#### WRITTEN TASK:
Without including any images, repeat the data exactly.

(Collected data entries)
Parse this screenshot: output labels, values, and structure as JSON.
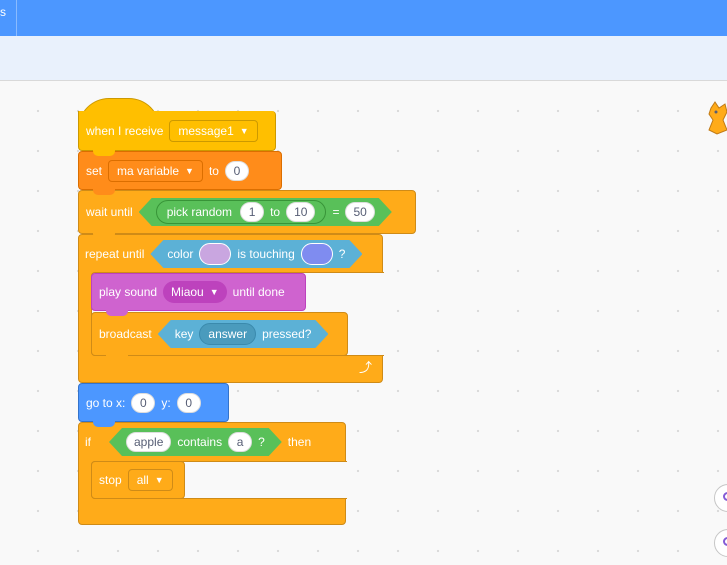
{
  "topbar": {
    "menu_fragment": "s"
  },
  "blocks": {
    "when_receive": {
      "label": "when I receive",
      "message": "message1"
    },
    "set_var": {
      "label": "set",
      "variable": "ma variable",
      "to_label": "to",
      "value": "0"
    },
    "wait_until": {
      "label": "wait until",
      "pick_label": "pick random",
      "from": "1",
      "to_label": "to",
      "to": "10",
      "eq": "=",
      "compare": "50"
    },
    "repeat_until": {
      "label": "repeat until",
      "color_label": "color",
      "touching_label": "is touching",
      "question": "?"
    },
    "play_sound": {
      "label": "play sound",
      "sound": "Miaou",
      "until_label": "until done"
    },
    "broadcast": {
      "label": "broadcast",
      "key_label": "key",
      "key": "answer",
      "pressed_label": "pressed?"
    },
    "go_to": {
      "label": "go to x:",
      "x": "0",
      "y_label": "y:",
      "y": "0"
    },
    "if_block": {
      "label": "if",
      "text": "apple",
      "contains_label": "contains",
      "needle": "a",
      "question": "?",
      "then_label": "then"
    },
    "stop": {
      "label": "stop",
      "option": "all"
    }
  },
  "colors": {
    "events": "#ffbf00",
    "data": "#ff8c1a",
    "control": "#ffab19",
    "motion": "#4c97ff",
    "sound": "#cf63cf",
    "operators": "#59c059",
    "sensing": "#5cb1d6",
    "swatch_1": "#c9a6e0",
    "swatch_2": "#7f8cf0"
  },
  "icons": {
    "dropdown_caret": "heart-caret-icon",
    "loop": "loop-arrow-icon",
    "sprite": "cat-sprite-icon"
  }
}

#### EXERCISE SOLUTION:
Parse this screenshot: output labels, values, and structure as JSON.
{
  "topbar": {
    "menu_fragment": "s"
  },
  "blocks": {
    "when_receive": {
      "label": "when I receive",
      "message": "message1"
    },
    "set_var": {
      "label": "set",
      "variable": "ma variable",
      "to_label": "to",
      "value": "0"
    },
    "wait_until": {
      "label": "wait until",
      "pick_label": "pick random",
      "from": "1",
      "to_label": "to",
      "to": "10",
      "eq": "=",
      "compare": "50"
    },
    "repeat_until": {
      "label": "repeat until",
      "color_label": "color",
      "touching_label": "is touching",
      "question": "?"
    },
    "play_sound": {
      "label": "play sound",
      "sound": "Miaou",
      "until_label": "until done"
    },
    "broadcast": {
      "label": "broadcast",
      "key_label": "key",
      "key": "answer",
      "pressed_label": "pressed?"
    },
    "go_to": {
      "label": "go to x:",
      "x": "0",
      "y_label": "y:",
      "y": "0"
    },
    "if_block": {
      "label": "if",
      "text": "apple",
      "contains_label": "contains",
      "needle": "a",
      "question": "?",
      "then_label": "then"
    },
    "stop": {
      "label": "stop",
      "option": "all"
    }
  },
  "colors": {
    "events": "#ffbf00",
    "data": "#ff8c1a",
    "control": "#ffab19",
    "motion": "#4c97ff",
    "sound": "#cf63cf",
    "operators": "#59c059",
    "sensing": "#5cb1d6",
    "swatch_1": "#c9a6e0",
    "swatch_2": "#7f8cf0"
  },
  "icons": {
    "dropdown_caret": "heart-caret-icon",
    "loop": "loop-arrow-icon",
    "sprite": "cat-sprite-icon"
  }
}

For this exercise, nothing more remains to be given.